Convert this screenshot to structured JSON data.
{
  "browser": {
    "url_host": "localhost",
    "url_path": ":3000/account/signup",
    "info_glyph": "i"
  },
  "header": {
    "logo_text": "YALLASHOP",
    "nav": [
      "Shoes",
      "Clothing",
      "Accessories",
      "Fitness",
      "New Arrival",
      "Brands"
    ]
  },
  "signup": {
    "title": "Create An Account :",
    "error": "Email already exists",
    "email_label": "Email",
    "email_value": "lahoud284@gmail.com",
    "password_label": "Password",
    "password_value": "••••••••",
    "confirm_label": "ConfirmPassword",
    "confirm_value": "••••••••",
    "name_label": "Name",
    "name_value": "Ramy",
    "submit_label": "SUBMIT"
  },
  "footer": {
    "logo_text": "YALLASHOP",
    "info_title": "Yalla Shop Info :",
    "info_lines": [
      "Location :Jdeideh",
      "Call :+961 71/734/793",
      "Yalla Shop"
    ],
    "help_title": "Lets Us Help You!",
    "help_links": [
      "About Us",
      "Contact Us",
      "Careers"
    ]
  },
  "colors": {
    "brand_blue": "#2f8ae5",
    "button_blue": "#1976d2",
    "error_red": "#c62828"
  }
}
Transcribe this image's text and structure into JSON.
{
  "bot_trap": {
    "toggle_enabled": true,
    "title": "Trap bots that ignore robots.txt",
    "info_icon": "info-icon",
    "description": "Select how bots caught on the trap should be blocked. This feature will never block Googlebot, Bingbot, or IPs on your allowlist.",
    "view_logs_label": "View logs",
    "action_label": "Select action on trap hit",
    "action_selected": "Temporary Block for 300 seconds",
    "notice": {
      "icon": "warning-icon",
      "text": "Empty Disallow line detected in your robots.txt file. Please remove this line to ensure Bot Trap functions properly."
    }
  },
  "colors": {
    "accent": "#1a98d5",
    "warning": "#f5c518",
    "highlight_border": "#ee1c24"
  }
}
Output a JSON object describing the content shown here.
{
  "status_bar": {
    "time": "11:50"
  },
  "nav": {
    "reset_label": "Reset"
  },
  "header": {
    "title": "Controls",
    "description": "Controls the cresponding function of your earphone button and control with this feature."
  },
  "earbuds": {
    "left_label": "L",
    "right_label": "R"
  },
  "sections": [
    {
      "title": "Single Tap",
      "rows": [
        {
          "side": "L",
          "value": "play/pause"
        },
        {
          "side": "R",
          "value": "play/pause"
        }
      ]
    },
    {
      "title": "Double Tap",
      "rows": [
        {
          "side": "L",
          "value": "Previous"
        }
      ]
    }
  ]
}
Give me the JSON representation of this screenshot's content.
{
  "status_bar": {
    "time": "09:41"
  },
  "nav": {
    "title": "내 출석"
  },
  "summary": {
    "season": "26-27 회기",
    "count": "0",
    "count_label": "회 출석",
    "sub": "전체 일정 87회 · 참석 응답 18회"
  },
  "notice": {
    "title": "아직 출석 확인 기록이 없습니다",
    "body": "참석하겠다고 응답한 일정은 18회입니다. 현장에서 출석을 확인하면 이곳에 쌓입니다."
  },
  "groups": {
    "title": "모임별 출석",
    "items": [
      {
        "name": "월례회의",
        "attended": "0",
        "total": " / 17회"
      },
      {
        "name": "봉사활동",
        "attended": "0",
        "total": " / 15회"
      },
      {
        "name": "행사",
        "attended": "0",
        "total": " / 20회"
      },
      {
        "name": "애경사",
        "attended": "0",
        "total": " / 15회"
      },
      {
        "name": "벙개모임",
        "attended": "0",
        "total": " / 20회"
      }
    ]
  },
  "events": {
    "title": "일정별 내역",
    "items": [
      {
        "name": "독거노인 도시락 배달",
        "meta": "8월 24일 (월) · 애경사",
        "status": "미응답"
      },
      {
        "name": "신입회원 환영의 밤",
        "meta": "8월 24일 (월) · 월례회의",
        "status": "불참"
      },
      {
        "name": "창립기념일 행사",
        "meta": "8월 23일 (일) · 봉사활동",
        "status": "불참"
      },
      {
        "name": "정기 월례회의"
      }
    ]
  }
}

○ ○ ○

### Prompt
Restate each entry exactly, skipping none.

### Finished answer
Convert this screenshot to structured JSON data.
{
  "browser": {
    "url_host": "localhost",
    "url_path": ":3000/account/signup",
    "info_glyph": "i"
  },
  "header": {
    "logo_text": "YALLASHOP",
    "nav": [
      "Shoes",
      "Clothing",
      "Accessories",
      "Fitness",
      "New Arrival",
      "Brands"
    ]
  },
  "signup": {
    "title": "Create An Account :",
    "error": "Email already exists",
    "email_label": "Email",
    "email_value": "lahoud284@gmail.com",
    "password_label": "Password",
    "password_value": "••••••••",
    "confirm_label": "ConfirmPassword",
    "confirm_value": "••••••••",
    "name_label": "Name",
    "name_value": "Ramy",
    "submit_label": "SUBMIT"
  },
  "footer": {
    "logo_text": "YALLASHOP",
    "info_title": "Yalla Shop Info :",
    "info_lines": [
      "Location :Jdeideh",
      "Call :+961 71/734/793",
      "Yalla Shop"
    ],
    "help_title": "Lets Us Help You!",
    "help_links": [
      "About Us",
      "Contact Us",
      "Careers"
    ]
  },
  "colors": {
    "brand_blue": "#2f8ae5",
    "button_blue": "#1976d2",
    "error_red": "#c62828"
  }
}
Transcribe this image's text and structure into JSON.
{
  "bot_trap": {
    "toggle_enabled": true,
    "title": "Trap bots that ignore robots.txt",
    "info_icon": "info-icon",
    "description": "Select how bots caught on the trap should be blocked. This feature will never block Googlebot, Bingbot, or IPs on your allowlist.",
    "view_logs_label": "View logs",
    "action_label": "Select action on trap hit",
    "action_selected": "Temporary Block for 300 seconds",
    "notice": {
      "icon": "warning-icon",
      "text": "Empty Disallow line detected in your robots.txt file. Please remove this line to ensure Bot Trap functions properly."
    }
  },
  "colors": {
    "accent": "#1a98d5",
    "warning": "#f5c518",
    "highlight_border": "#ee1c24"
  }
}
Output a JSON object describing the content shown here.
{
  "status_bar": {
    "time": "11:50"
  },
  "nav": {
    "reset_label": "Reset"
  },
  "header": {
    "title": "Controls",
    "description": "Controls the cresponding function of your earphone button and control with this feature."
  },
  "earbuds": {
    "left_label": "L",
    "right_label": "R"
  },
  "sections": [
    {
      "title": "Single Tap",
      "rows": [
        {
          "side": "L",
          "value": "play/pause"
        },
        {
          "side": "R",
          "value": "play/pause"
        }
      ]
    },
    {
      "title": "Double Tap",
      "rows": [
        {
          "side": "L",
          "value": "Previous"
        }
      ]
    }
  ]
}
Give me the JSON representation of this screenshot's content.
{
  "status_bar": {
    "time": "09:41"
  },
  "nav": {
    "title": "내 출석"
  },
  "summary": {
    "season": "26-27 회기",
    "count": "0",
    "count_label": "회 출석",
    "sub": "전체 일정 87회 · 참석 응답 18회"
  },
  "notice": {
    "title": "아직 출석 확인 기록이 없습니다",
    "body": "참석하겠다고 응답한 일정은 18회입니다. 현장에서 출석을 확인하면 이곳에 쌓입니다."
  },
  "groups": {
    "title": "모임별 출석",
    "items": [
      {
        "name": "월례회의",
        "attended": "0",
        "total": " / 17회"
      },
      {
        "name": "봉사활동",
        "attended": "0",
        "total": " / 15회"
      },
      {
        "name": "행사",
        "attended": "0",
        "total": " / 20회"
      },
      {
        "name": "애경사",
        "attended": "0",
        "total": " / 15회"
      },
      {
        "name": "벙개모임",
        "attended": "0",
        "total": " / 20회"
      }
    ]
  },
  "events": {
    "title": "일정별 내역",
    "items": [
      {
        "name": "독거노인 도시락 배달",
        "meta": "8월 24일 (월) · 애경사",
        "status": "미응답"
      },
      {
        "name": "신입회원 환영의 밤",
        "meta": "8월 24일 (월) · 월례회의",
        "status": "불참"
      },
      {
        "name": "창립기념일 행사",
        "meta": "8월 23일 (일) · 봉사활동",
        "status": "불참"
      },
      {
        "name": "정기 월례회의"
      }
    ]
  }
}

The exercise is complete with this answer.